DIRECTIONS: Find all lines in the listing that include the word "content", then copy them.

EXTRACTED ENTRIES:

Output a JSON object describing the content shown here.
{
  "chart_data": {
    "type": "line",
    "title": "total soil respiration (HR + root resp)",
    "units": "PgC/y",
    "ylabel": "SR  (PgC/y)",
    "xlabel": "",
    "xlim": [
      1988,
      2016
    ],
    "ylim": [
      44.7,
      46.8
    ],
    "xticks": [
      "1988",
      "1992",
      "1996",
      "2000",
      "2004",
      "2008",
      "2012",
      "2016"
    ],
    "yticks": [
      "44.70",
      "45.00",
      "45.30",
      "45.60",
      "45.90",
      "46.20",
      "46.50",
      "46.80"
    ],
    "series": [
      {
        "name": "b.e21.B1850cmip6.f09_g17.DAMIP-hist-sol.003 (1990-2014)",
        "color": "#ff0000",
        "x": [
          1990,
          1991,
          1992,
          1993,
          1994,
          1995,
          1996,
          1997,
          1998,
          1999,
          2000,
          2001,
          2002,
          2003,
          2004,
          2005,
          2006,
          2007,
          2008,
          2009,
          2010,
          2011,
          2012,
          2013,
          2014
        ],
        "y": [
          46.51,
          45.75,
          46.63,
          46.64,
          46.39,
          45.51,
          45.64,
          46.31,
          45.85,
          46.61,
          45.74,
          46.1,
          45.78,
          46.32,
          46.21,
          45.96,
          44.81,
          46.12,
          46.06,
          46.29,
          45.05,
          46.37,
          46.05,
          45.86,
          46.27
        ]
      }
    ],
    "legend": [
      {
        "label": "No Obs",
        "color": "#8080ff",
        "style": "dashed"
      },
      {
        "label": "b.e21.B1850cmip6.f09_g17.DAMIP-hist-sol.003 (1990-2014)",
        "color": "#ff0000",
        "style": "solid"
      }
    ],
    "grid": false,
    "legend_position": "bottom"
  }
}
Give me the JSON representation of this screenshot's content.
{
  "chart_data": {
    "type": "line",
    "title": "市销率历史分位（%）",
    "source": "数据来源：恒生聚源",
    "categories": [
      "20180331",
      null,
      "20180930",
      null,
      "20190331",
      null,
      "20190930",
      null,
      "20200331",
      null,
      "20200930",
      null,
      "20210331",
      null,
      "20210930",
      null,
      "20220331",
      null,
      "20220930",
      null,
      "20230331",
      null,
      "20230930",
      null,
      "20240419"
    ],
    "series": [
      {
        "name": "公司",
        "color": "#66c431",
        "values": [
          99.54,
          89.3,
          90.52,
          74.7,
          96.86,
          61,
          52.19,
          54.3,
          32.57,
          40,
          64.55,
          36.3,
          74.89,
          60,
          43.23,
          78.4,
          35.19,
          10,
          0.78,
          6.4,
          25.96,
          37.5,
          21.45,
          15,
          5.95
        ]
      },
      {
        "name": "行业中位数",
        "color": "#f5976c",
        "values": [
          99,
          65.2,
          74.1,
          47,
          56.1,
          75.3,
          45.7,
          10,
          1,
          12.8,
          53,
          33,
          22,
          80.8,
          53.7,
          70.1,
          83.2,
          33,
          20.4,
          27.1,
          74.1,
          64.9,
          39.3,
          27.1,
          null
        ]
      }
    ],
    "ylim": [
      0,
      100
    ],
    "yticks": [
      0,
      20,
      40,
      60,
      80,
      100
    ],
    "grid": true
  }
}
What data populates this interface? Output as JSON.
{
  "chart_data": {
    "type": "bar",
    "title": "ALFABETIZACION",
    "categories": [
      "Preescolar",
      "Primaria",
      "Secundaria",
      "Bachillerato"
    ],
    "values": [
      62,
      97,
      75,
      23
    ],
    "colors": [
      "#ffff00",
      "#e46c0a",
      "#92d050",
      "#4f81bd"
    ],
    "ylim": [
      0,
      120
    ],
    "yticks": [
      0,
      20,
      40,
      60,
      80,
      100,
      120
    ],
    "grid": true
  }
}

EXERCISE RESPONSE:
Output a JSON object describing the content shown here.
Give me the JSON representation of this screenshot's content.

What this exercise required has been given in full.